>> START
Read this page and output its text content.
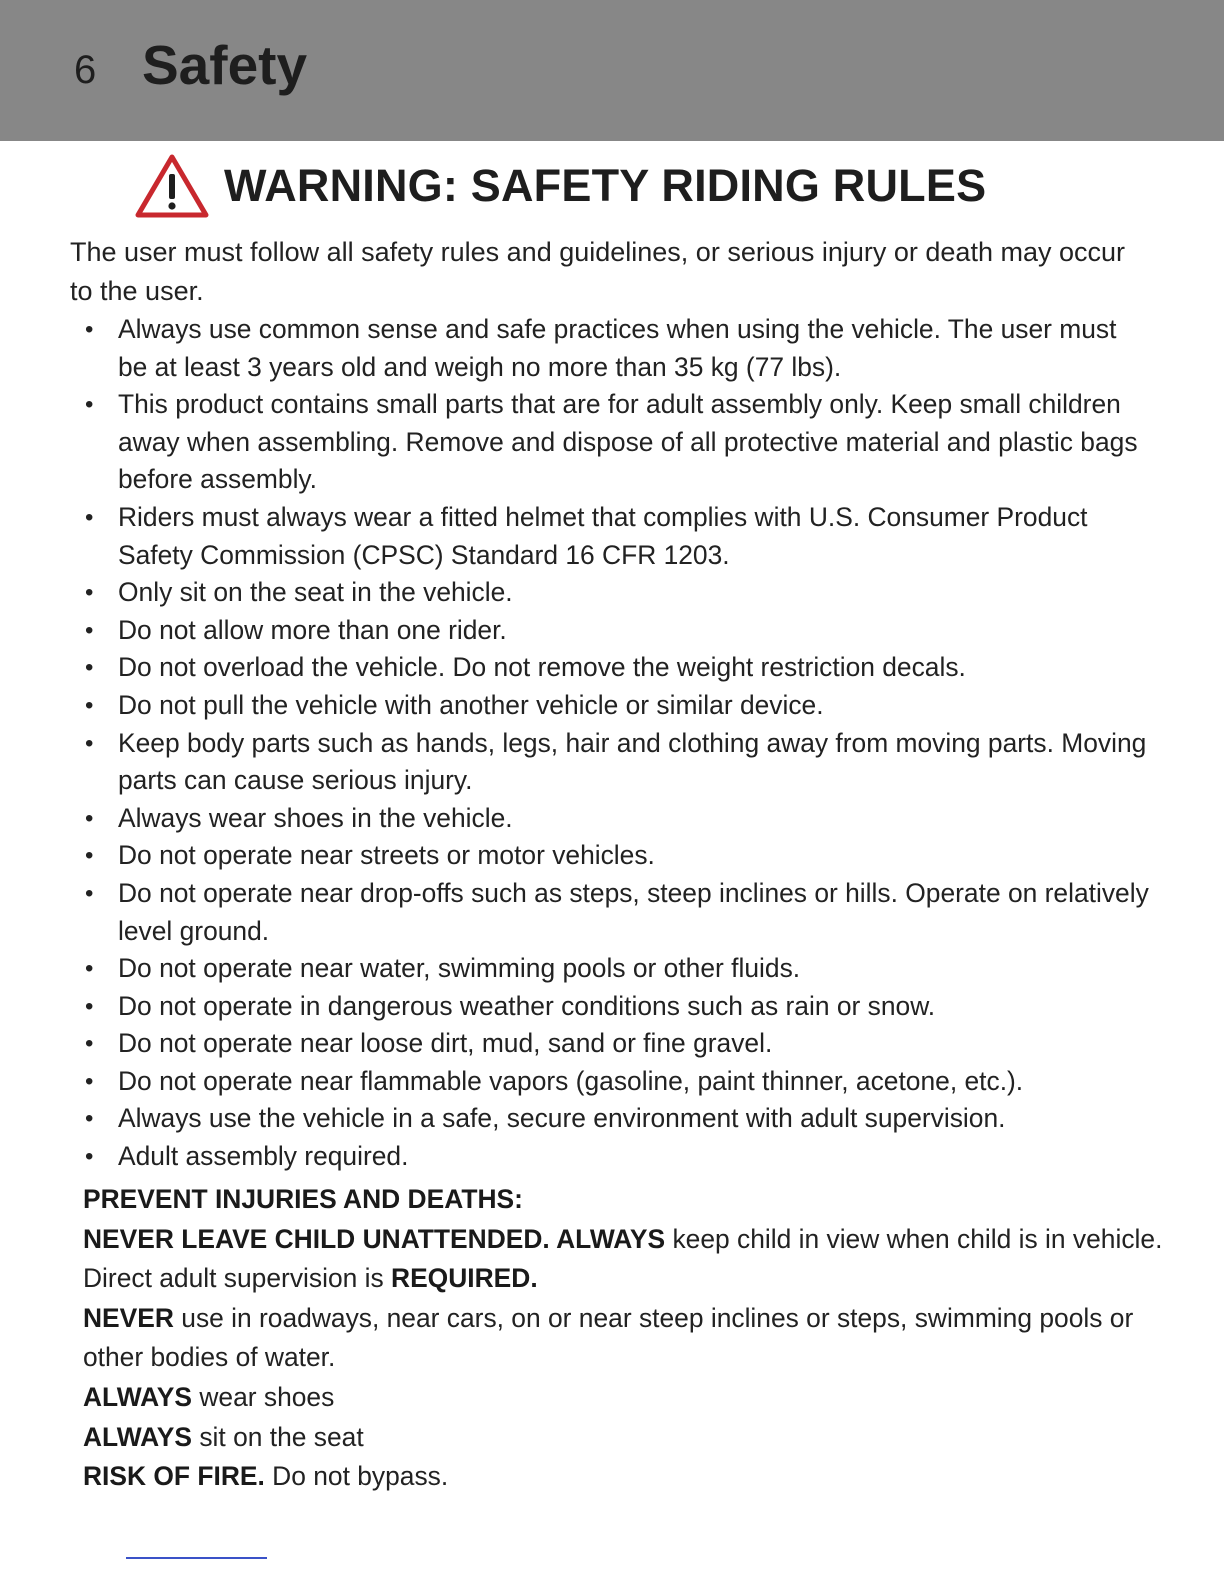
6 Safety
WARNING: SAFETY RIDING RULES

The user must follow all safety rules and guidelines, or serious injury or death may occur to the user.

• Always use common sense and safe practices when using the vehicle. The user must be at least 3 years old and weigh no more than 35 kg (77 lbs).
• This product contains small parts that are for adult assembly only. Keep small children away when assembling. Remove and dispose of all protective material and plastic bags before assembly.
• Riders must always wear a fitted helmet that complies with U.S. Consumer Product Safety Commission (CPSC) Standard 16 CFR 1203.
• Only sit on the seat in the vehicle.
• Do not allow more than one rider.
• Do not overload the vehicle. Do not remove the weight restriction decals.
• Do not pull the vehicle with another vehicle or similar device.
• Keep body parts such as hands, legs, hair and clothing away from moving parts. Moving parts can cause serious injury.
• Always wear shoes in the vehicle.
• Do not operate near streets or motor vehicles.
• Do not operate near drop-offs such as steps, steep inclines or hills. Operate on relatively level ground.
• Do not operate near water, swimming pools or other fluids.
• Do not operate in dangerous weather conditions such as rain or snow.
• Do not operate near loose dirt, mud, sand or fine gravel.
• Do not operate near flammable vapors (gasoline, paint thinner, acetone, etc.).
• Always use the vehicle in a safe, secure environment with adult supervision.
• Adult assembly required.

PREVENT INJURIES AND DEATHS:

NEVER LEAVE CHILD UNATTENDED. ALWAYS keep child in view when child is in vehicle. Direct adult supervision is REQUIRED.

NEVER use in roadways, near cars, on or near steep inclines or steps, swimming pools or other bodies of water.

ALWAYS wear shoes

ALWAYS sit on the seat

RISK OF FIRE. Do not bypass.
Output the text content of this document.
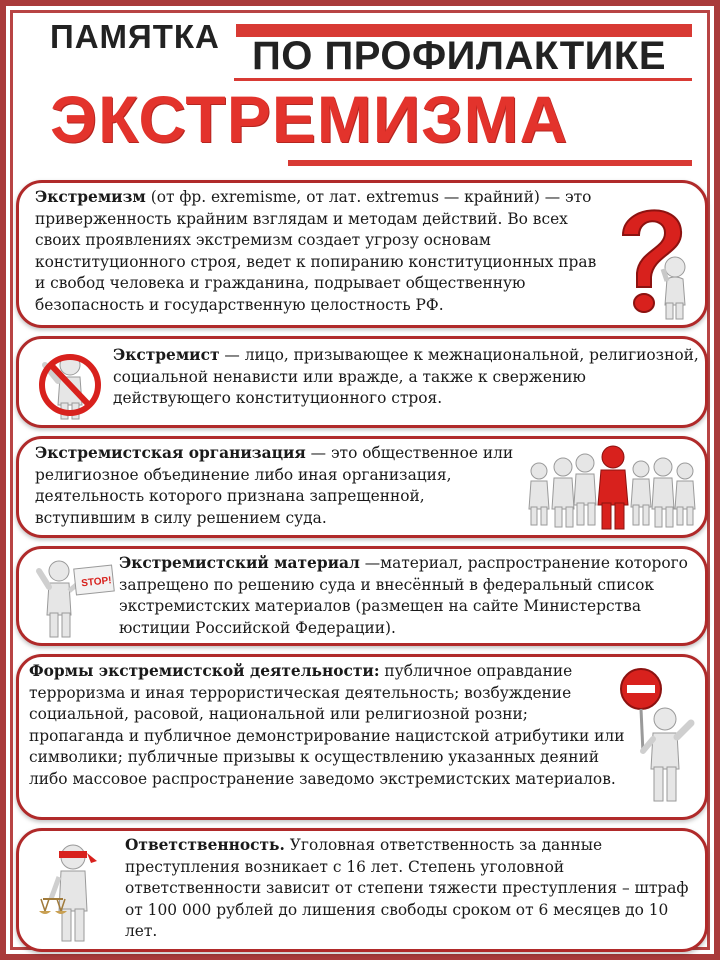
ПАМЯТКА ПО ПРОФИЛАКТИКЕ
ЭКСТРЕМИЗМА

Экстремизм (от фр. exremisme, от лат. extremus — крайний) — это приверженность крайним взглядам и методам действий. Во всех своих проявлениях экстремизм создает угрозу основам конституционного строя, ведет к попиранию конституционных прав и свобод человека и гражданина, подрывает общественную безопасность и государственную целостность РФ.

Экстремист — лицо, призывающее к межнациональной, религиозной, социальной ненависти или вражде, а также к свержению действующего конституционного строя.

Экстремистская организация — это общественное или религиозное объединение либо иная организация, деятельность которого признана запрещенной, вступившим в силу решением суда.

STOP!

Экстремистский материал —материал, распространение которого запрещено по решению суда и внесённый в федеральный список экстремистских материалов (размещен на сайте Министерства юстиции Российской Федерации).

Формы экстремистской деятельности: публичное оправдание терроризма и иная террористическая деятельность; возбуждение социальной, расовой, национальной или религиозной розни; пропаганда и публичное демонстрирование нацистской атрибутики или символики; публичные призывы к осуществлению указанных деяний либо массовое распространение заведомо экстремистских материалов.

Ответственность. Уголовная ответственность за данные преступления возникает с 16 лет. Степень уголовной ответственности зависит от степени тяжести преступления – штраф от 100 000 рублей до лишения свободы сроком от 6 месяцев до 10 лет.
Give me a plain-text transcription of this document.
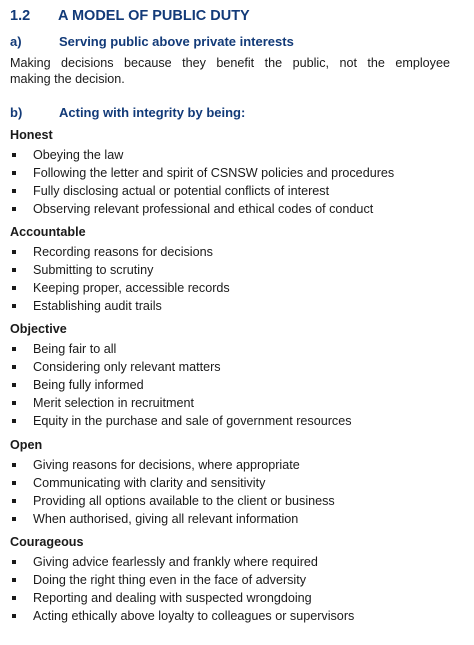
1.2 A MODEL OF PUBLIC DUTY
a)	Serving public above private interests
Making decisions because they benefit the public, not the employee
making the decision.
b)	Acting with integrity by being:
Honest
Obeying the law
Following the letter and spirit of CSNSW policies and procedures
Fully disclosing actual or potential conflicts of interest
Observing relevant professional and ethical codes of conduct
Accountable
Recording reasons for decisions
Submitting to scrutiny
Keeping proper, accessible records
Establishing audit trails
Objective
Being fair to all
Considering only relevant matters
Being fully informed
Merit selection in recruitment
Equity in the purchase and sale of government resources
Open
Giving reasons for decisions, where appropriate
Communicating with clarity and sensitivity
Providing all options available to the client or business
When authorised, giving all relevant information
Courageous
Giving advice fearlessly and frankly where required
Doing the right thing even in the face of adversity
Reporting and dealing with suspected wrongdoing
Acting ethically above loyalty to colleagues or supervisors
>> END
*Problem requirements*. Filter the data for the string "pools" and copy every line that has it.

*Solution for this task*.
• Do not operate near water, swimming pools or other fluids.
NEVER use in roadways, near cars, on or near steep inclines or steps, swimming pools or other bodies of water.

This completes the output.